TASK PROMPT | Below is a listing; copy all of it exactly.

»»

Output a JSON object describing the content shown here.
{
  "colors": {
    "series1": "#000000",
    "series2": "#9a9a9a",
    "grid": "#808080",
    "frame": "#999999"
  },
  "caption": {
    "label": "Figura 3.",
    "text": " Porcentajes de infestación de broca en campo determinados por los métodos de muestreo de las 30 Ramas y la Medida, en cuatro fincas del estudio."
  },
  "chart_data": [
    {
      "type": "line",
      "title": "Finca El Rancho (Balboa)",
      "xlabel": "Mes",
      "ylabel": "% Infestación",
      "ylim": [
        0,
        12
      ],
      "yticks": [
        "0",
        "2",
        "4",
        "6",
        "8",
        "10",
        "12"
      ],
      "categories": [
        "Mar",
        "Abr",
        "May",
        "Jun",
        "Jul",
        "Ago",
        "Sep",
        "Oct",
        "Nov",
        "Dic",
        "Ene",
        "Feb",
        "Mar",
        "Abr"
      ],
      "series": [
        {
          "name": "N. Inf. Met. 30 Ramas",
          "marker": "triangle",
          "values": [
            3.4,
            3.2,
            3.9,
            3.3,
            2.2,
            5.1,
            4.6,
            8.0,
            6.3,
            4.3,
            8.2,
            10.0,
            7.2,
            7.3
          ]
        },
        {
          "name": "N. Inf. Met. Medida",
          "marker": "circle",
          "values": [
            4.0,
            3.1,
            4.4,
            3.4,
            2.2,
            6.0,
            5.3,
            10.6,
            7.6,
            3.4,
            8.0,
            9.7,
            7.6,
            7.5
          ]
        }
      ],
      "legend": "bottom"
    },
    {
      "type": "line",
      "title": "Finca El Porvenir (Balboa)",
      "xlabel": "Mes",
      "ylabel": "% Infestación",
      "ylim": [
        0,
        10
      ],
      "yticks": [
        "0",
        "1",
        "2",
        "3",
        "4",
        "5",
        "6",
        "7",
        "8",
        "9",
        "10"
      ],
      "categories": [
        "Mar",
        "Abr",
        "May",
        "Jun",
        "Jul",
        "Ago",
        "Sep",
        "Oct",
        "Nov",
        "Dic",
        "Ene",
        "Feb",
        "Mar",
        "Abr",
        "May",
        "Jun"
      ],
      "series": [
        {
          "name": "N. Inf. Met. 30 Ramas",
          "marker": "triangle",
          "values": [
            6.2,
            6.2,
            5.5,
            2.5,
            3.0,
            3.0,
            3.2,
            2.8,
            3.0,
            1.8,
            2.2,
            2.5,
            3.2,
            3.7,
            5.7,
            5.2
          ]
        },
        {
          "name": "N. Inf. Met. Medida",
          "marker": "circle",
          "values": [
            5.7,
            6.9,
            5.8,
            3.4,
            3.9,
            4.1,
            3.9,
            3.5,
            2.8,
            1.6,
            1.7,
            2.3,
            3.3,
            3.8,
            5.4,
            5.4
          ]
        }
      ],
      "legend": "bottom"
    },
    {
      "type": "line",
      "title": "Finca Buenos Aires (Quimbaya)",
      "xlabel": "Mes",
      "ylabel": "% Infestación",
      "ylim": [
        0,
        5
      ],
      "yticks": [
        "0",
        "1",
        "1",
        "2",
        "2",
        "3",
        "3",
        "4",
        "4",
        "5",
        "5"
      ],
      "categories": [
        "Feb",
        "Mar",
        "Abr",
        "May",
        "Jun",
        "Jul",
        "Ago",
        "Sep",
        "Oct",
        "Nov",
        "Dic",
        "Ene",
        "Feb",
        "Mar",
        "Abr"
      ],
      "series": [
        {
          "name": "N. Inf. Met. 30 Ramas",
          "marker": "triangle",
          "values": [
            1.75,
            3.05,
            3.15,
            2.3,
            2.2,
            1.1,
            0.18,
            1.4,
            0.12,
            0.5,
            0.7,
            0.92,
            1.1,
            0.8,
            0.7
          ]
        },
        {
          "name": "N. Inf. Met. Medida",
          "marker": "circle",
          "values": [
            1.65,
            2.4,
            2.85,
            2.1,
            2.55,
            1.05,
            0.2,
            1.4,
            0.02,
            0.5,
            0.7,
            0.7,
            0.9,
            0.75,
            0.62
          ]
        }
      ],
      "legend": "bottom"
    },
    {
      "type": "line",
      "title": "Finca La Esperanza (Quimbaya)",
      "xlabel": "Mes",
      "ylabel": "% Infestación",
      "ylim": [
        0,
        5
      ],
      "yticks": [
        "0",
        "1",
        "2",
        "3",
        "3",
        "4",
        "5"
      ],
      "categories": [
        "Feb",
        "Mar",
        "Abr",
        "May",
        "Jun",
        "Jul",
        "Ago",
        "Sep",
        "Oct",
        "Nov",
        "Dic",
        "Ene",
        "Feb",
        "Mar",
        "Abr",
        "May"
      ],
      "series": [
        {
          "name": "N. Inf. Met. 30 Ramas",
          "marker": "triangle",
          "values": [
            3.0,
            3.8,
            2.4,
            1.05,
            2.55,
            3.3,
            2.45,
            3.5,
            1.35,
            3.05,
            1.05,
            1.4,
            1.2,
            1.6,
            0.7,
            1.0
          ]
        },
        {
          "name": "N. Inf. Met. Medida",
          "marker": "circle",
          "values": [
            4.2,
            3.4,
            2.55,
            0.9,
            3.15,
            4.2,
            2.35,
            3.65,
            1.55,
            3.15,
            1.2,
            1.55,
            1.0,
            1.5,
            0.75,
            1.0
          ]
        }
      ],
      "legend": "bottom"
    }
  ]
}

««

ANSWER BELOW |
Output a JSON object describing the content shown here.
{
  "colors": {
    "series1": "#000000",
    "series2": "#9a9a9a",
    "grid": "#808080",
    "frame": "#999999"
  },
  "caption": {
    "label": "Figura 3.",
    "text": " Porcentajes de infestación de broca en campo determinados por los métodos de muestreo de las 30 Ramas y la Medida, en cuatro fincas del estudio."
  },
  "chart_data": [
    {
      "type": "line",
      "title": "Finca El Rancho (Balboa)",
      "xlabel": "Mes",
      "ylabel": "% Infestación",
      "ylim": [
        0,
        12
      ],
      "yticks": [
        "0",
        "2",
        "4",
        "6",
        "8",
        "10",
        "12"
      ],
      "categories": [
        "Mar",
        "Abr",
        "May",
        "Jun",
        "Jul",
        "Ago",
        "Sep",
        "Oct",
        "Nov",
        "Dic",
        "Ene",
        "Feb",
        "Mar",
        "Abr"
      ],
      "series": [
        {
          "name": "N. Inf. Met. 30 Ramas",
          "marker": "triangle",
          "values": [
            3.4,
            3.2,
            3.9,
            3.3,
            2.2,
            5.1,
            4.6,
            8.0,
            6.3,
            4.3,
            8.2,
            10.0,
            7.2,
            7.3
          ]
        },
        {
          "name": "N. Inf. Met. Medida",
          "marker": "circle",
          "values": [
            4.0,
            3.1,
            4.4,
            3.4,
            2.2,
            6.0,
            5.3,
            10.6,
            7.6,
            3.4,
            8.0,
            9.7,
            7.6,
            7.5
          ]
        }
      ],
      "legend": "bottom"
    },
    {
      "type": "line",
      "title": "Finca El Porvenir (Balboa)",
      "xlabel": "Mes",
      "ylabel": "% Infestación",
      "ylim": [
        0,
        10
      ],
      "yticks": [
        "0",
        "1",
        "2",
        "3",
        "4",
        "5",
        "6",
        "7",
        "8",
        "9",
        "10"
      ],
      "categories": [
        "Mar",
        "Abr",
        "May",
        "Jun",
        "Jul",
        "Ago",
        "Sep",
        "Oct",
        "Nov",
        "Dic",
        "Ene",
        "Feb",
        "Mar",
        "Abr",
        "May",
        "Jun"
      ],
      "series": [
        {
          "name": "N. Inf. Met. 30 Ramas",
          "marker": "triangle",
          "values": [
            6.2,
            6.2,
            5.5,
            2.5,
            3.0,
            3.0,
            3.2,
            2.8,
            3.0,
            1.8,
            2.2,
            2.5,
            3.2,
            3.7,
            5.7,
            5.2
          ]
        },
        {
          "name": "N. Inf. Met. Medida",
          "marker": "circle",
          "values": [
            5.7,
            6.9,
            5.8,
            3.4,
            3.9,
            4.1,
            3.9,
            3.5,
            2.8,
            1.6,
            1.7,
            2.3,
            3.3,
            3.8,
            5.4,
            5.4
          ]
        }
      ],
      "legend": "bottom"
    },
    {
      "type": "line",
      "title": "Finca Buenos Aires (Quimbaya)",
      "xlabel": "Mes",
      "ylabel": "% Infestación",
      "ylim": [
        0,
        5
      ],
      "yticks": [
        "0",
        "1",
        "1",
        "2",
        "2",
        "3",
        "3",
        "4",
        "4",
        "5",
        "5"
      ],
      "categories": [
        "Feb",
        "Mar",
        "Abr",
        "May",
        "Jun",
        "Jul",
        "Ago",
        "Sep",
        "Oct",
        "Nov",
        "Dic",
        "Ene",
        "Feb",
        "Mar",
        "Abr"
      ],
      "series": [
        {
          "name": "N. Inf. Met. 30 Ramas",
          "marker": "triangle",
          "values": [
            1.75,
            3.05,
            3.15,
            2.3,
            2.2,
            1.1,
            0.18,
            1.4,
            0.12,
            0.5,
            0.7,
            0.92,
            1.1,
            0.8,
            0.7
          ]
        },
        {
          "name": "N. Inf. Met. Medida",
          "marker": "circle",
          "values": [
            1.65,
            2.4,
            2.85,
            2.1,
            2.55,
            1.05,
            0.2,
            1.4,
            0.02,
            0.5,
            0.7,
            0.7,
            0.9,
            0.75,
            0.62
          ]
        }
      ],
      "legend": "bottom"
    },
    {
      "type": "line",
      "title": "Finca La Esperanza (Quimbaya)",
      "xlabel": "Mes",
      "ylabel": "% Infestación",
      "ylim": [
        0,
        5
      ],
      "yticks": [
        "0",
        "1",
        "2",
        "3",
        "3",
        "4",
        "5"
      ],
      "categories": [
        "Feb",
        "Mar",
        "Abr",
        "May",
        "Jun",
        "Jul",
        "Ago",
        "Sep",
        "Oct",
        "Nov",
        "Dic",
        "Ene",
        "Feb",
        "Mar",
        "Abr",
        "May"
      ],
      "series": [
        {
          "name": "N. Inf. Met. 30 Ramas",
          "marker": "triangle",
          "values": [
            3.0,
            3.8,
            2.4,
            1.05,
            2.55,
            3.3,
            2.45,
            3.5,
            1.35,
            3.05,
            1.05,
            1.4,
            1.2,
            1.6,
            0.7,
            1.0
          ]
        },
        {
          "name": "N. Inf. Met. Medida",
          "marker": "circle",
          "values": [
            4.2,
            3.4,
            2.55,
            0.9,
            3.15,
            4.2,
            2.35,
            3.65,
            1.55,
            3.15,
            1.2,
            1.55,
            1.0,
            1.5,
            0.75,
            1.0
          ]
        }
      ],
      "legend": "bottom"
    }
  ]
}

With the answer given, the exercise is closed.